Each record must be retyped in full. No character may differ.
************
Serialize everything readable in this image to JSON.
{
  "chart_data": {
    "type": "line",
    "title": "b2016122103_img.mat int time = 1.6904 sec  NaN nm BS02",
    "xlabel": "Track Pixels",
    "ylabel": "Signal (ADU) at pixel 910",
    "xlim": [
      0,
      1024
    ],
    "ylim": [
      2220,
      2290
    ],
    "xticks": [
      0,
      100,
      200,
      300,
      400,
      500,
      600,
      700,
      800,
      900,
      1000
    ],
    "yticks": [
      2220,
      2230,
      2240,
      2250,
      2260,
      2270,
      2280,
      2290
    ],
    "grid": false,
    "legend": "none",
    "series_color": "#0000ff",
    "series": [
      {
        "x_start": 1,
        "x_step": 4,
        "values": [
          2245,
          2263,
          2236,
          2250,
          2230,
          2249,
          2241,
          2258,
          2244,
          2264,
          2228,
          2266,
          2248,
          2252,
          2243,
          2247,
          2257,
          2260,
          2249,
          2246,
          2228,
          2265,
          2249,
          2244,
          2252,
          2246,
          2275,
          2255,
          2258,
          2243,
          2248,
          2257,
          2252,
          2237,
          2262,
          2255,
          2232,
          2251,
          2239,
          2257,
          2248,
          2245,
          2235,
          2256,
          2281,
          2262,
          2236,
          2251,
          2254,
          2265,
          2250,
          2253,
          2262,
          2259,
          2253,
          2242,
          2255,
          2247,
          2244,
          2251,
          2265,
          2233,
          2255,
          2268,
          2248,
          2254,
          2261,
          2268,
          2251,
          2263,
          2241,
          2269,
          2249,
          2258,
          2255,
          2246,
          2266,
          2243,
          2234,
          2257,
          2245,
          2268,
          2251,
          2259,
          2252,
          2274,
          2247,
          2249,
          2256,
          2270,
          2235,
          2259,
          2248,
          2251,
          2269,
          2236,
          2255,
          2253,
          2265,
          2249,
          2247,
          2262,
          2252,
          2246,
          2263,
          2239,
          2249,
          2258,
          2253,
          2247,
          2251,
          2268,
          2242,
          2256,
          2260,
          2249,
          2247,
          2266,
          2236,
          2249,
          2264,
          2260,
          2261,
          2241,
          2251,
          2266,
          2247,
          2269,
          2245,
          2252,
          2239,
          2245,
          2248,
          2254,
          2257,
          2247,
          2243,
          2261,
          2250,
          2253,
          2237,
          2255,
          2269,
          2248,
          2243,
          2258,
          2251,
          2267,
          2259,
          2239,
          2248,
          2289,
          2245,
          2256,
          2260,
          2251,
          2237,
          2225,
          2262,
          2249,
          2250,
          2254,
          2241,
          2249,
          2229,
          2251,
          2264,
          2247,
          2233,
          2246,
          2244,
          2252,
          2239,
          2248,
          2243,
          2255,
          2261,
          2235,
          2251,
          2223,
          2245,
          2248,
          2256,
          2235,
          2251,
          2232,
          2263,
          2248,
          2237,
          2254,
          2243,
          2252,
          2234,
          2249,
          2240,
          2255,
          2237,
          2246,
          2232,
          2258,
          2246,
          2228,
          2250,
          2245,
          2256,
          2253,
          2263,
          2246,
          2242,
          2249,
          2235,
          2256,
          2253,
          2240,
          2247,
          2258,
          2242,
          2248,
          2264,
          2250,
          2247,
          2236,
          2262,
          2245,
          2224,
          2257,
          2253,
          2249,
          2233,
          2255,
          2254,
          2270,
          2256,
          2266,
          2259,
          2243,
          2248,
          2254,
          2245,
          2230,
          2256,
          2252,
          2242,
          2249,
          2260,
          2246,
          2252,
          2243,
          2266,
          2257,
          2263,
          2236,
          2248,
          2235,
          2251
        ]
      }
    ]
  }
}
************
[Output for this task]
Serialize everything readable in this image to JSON.
{
  "chart_data": {
    "type": "line",
    "title": "b2016122103_img.mat int time = 1.6904 sec  NaN nm BS02",
    "xlabel": "Track Pixels",
    "ylabel": "Signal (ADU) at pixel 910",
    "xlim": [
      0,
      1024
    ],
    "ylim": [
      2220,
      2290
    ],
    "xticks": [
      0,
      100,
      200,
      300,
      400,
      500,
      600,
      700,
      800,
      900,
      1000
    ],
    "yticks": [
      2220,
      2230,
      2240,
      2250,
      2260,
      2270,
      2280,
      2290
    ],
    "grid": false,
    "legend": "none",
    "series_color": "#0000ff",
    "series": [
      {
        "x_start": 1,
        "x_step": 4,
        "values": [
          2245,
          2263,
          2236,
          2250,
          2230,
          2249,
          2241,
          2258,
          2244,
          2264,
          2228,
          2266,
          2248,
          2252,
          2243,
          2247,
          2257,
          2260,
          2249,
          2246,
          2228,
          2265,
          2249,
          2244,
          2252,
          2246,
          2275,
          2255,
          2258,
          2243,
          2248,
          2257,
          2252,
          2237,
          2262,
          2255,
          2232,
          2251,
          2239,
          2257,
          2248,
          2245,
          2235,
          2256,
          2281,
          2262,
          2236,
          2251,
          2254,
          2265,
          2250,
          2253,
          2262,
          2259,
          2253,
          2242,
          2255,
          2247,
          2244,
          2251,
          2265,
          2233,
          2255,
          2268,
          2248,
          2254,
          2261,
          2268,
          2251,
          2263,
          2241,
          2269,
          2249,
          2258,
          2255,
          2246,
          2266,
          2243,
          2234,
          2257,
          2245,
          2268,
          2251,
          2259,
          2252,
          2274,
          2247,
          2249,
          2256,
          2270,
          2235,
          2259,
          2248,
          2251,
          2269,
          2236,
          2255,
          2253,
          2265,
          2249,
          2247,
          2262,
          2252,
          2246,
          2263,
          2239,
          2249,
          2258,
          2253,
          2247,
          2251,
          2268,
          2242,
          2256,
          2260,
          2249,
          2247,
          2266,
          2236,
          2249,
          2264,
          2260,
          2261,
          2241,
          2251,
          2266,
          2247,
          2269,
          2245,
          2252,
          2239,
          2245,
          2248,
          2254,
          2257,
          2247,
          2243,
          2261,
          2250,
          2253,
          2237,
          2255,
          2269,
          2248,
          2243,
          2258,
          2251,
          2267,
          2259,
          2239,
          2248,
          2289,
          2245,
          2256,
          2260,
          2251,
          2237,
          2225,
          2262,
          2249,
          2250,
          2254,
          2241,
          2249,
          2229,
          2251,
          2264,
          2247,
          2233,
          2246,
          2244,
          2252,
          2239,
          2248,
          2243,
          2255,
          2261,
          2235,
          2251,
          2223,
          2245,
          2248,
          2256,
          2235,
          2251,
          2232,
          2263,
          2248,
          2237,
          2254,
          2243,
          2252,
          2234,
          2249,
          2240,
          2255,
          2237,
          2246,
          2232,
          2258,
          2246,
          2228,
          2250,
          2245,
          2256,
          2253,
          2263,
          2246,
          2242,
          2249,
          2235,
          2256,
          2253,
          2240,
          2247,
          2258,
          2242,
          2248,
          2264,
          2250,
          2247,
          2236,
          2262,
          2245,
          2224,
          2257,
          2253,
          2249,
          2233,
          2255,
          2254,
          2270,
          2256,
          2266,
          2259,
          2243,
          2248,
          2254,
          2245,
          2230,
          2256,
          2252,
          2242,
          2249,
          2260,
          2246,
          2252,
          2243,
          2266,
          2257,
          2263,
          2236,
          2248,
          2235,
          2251
        ]
      }
    ]
  }
}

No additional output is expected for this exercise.